§ Work to complete:
Answer from the Jerry Canning interview excerpt below:
1. What objectives has digital advertising mainly supported among financial marketers?
2. Who spoke with Canning for eMarketer?
3. According to Canning, financial firms are ahead of the curve in creating what?

§ Page excerpt:
Jerry CanningDirector of Financial ServicesGoogle
Digital advertising has primarily been used to support direct-response objectives among financial marketers. As measurement and attribution have matured and newer digital channels like mobile and video have proliferated, some firms are eschewing conventional wisdom and using whatever tactics and formats drive the most effective results. Jerry Canning, director of financial services at Google, spoke with eMarketer’s Tobi Elkin about how digital is blurring the lines between performance and branding.
eMarketer: How do financial services companies compare with other industry sectors in adopting digital advertising?
Jerry Canning: There are always going to be front-runners and some who are going to be behind, but what we’re seeing is everybody’s moving forward. For example, when you look at the mobile platform and how quickly firms have invested in the mobile opportunity, they are ahead of the curve in terms of creating a mobile experience that the consumer can navigate seamlessly across screens from desktop to mobile.

§ Recorded information:
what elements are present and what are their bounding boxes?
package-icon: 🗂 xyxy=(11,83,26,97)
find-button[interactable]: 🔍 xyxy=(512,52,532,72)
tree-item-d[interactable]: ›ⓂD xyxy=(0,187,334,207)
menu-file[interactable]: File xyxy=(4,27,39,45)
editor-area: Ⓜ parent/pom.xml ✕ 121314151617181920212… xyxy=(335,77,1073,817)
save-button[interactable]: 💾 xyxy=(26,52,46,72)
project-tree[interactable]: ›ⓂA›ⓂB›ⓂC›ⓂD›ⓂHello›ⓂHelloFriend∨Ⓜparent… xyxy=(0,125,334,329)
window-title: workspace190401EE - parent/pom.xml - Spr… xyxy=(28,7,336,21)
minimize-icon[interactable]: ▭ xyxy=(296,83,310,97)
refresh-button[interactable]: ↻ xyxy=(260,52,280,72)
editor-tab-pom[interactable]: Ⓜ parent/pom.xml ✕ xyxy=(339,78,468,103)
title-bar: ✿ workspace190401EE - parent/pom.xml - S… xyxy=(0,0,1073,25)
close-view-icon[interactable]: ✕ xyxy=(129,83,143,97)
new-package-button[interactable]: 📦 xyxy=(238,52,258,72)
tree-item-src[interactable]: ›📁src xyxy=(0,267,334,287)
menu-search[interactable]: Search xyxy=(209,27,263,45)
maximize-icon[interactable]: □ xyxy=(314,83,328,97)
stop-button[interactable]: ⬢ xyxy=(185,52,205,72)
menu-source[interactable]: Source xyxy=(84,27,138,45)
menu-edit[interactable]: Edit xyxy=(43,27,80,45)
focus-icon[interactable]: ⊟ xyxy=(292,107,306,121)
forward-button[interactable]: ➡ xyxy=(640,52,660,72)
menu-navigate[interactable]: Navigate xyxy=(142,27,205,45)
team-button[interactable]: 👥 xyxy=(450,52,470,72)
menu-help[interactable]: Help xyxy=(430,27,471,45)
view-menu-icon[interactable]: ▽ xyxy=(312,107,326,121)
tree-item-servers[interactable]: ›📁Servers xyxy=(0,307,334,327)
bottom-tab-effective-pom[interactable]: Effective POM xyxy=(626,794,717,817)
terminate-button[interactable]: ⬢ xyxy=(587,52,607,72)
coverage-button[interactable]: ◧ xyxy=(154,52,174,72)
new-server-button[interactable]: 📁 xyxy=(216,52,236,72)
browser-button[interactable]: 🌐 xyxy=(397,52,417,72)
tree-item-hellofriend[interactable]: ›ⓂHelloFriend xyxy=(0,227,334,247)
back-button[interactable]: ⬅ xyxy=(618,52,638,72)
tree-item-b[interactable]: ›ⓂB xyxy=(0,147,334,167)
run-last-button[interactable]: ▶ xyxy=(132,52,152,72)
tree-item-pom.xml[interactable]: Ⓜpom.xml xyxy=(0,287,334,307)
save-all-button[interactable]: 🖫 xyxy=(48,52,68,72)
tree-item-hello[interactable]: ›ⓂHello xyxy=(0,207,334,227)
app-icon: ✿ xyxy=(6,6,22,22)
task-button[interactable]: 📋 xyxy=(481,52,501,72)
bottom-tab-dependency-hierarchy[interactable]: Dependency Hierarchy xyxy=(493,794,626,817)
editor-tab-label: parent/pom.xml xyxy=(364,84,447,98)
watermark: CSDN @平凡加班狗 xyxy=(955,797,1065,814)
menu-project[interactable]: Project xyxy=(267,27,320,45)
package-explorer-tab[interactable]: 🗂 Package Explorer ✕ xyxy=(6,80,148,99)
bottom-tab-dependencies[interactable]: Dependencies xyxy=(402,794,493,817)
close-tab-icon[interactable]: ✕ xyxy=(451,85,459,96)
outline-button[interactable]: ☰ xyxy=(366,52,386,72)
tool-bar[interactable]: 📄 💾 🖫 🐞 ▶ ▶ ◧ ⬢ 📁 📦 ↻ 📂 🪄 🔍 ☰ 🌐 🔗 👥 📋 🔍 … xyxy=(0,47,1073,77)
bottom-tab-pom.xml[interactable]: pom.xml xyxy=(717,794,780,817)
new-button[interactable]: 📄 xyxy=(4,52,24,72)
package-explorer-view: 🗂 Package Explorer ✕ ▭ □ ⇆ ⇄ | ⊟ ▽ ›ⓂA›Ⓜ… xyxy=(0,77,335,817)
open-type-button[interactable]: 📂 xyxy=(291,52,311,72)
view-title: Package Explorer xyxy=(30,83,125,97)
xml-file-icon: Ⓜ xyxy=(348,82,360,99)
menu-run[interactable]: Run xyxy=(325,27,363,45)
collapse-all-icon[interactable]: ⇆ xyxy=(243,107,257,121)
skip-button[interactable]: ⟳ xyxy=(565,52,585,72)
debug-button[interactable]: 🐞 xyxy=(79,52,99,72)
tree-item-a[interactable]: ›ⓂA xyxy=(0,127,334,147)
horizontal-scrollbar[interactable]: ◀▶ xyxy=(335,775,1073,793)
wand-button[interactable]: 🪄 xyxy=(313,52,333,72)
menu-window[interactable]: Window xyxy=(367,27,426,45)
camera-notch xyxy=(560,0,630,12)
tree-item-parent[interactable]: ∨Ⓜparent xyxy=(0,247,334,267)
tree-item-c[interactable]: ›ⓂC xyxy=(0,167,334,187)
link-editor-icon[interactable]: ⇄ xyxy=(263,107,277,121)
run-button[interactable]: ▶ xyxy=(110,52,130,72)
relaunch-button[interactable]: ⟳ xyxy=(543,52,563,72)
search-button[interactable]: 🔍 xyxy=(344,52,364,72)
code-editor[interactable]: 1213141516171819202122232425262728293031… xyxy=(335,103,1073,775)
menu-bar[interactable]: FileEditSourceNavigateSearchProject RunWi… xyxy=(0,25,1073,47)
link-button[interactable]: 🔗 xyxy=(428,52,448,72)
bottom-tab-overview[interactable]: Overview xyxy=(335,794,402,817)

§ Task result:
1. Direct-response objectives.
2. Tobi Elkin.
3. A mobile experience that the consumer can navigate seamlessly across screens from desktop to mobile.